======== Record set ========
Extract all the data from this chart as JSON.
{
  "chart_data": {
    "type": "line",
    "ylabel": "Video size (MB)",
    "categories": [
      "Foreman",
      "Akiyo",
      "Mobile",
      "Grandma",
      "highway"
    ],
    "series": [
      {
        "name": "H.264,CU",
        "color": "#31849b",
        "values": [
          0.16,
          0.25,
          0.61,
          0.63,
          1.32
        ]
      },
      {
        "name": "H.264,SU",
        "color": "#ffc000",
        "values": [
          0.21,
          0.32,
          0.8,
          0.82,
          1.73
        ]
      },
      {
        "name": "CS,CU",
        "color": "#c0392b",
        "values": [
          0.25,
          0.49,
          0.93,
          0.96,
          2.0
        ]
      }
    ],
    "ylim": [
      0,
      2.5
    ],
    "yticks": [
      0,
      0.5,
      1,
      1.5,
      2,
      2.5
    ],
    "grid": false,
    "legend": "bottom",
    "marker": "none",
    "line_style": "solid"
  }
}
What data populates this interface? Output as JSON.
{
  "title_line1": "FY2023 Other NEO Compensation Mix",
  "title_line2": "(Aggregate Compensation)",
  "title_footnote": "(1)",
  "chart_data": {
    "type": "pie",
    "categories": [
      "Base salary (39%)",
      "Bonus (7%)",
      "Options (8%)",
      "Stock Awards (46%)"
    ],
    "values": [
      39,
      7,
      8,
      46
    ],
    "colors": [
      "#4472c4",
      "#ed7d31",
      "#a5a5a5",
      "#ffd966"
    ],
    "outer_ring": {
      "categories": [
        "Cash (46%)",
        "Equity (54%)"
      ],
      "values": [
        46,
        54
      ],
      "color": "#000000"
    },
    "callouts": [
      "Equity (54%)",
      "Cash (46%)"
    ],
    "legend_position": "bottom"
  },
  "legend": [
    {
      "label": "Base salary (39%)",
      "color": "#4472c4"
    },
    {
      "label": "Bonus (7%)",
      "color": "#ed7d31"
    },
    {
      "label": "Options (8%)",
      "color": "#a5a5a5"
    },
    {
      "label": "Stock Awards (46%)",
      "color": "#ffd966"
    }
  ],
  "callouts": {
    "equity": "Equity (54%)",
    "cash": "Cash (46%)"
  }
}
========
Identify each line containing the string "Compensation" and copy it out.

  "title_line1": "FY2023 Other NEO Compensation Mix",
  "title_line2": "(Aggregate Compensation)",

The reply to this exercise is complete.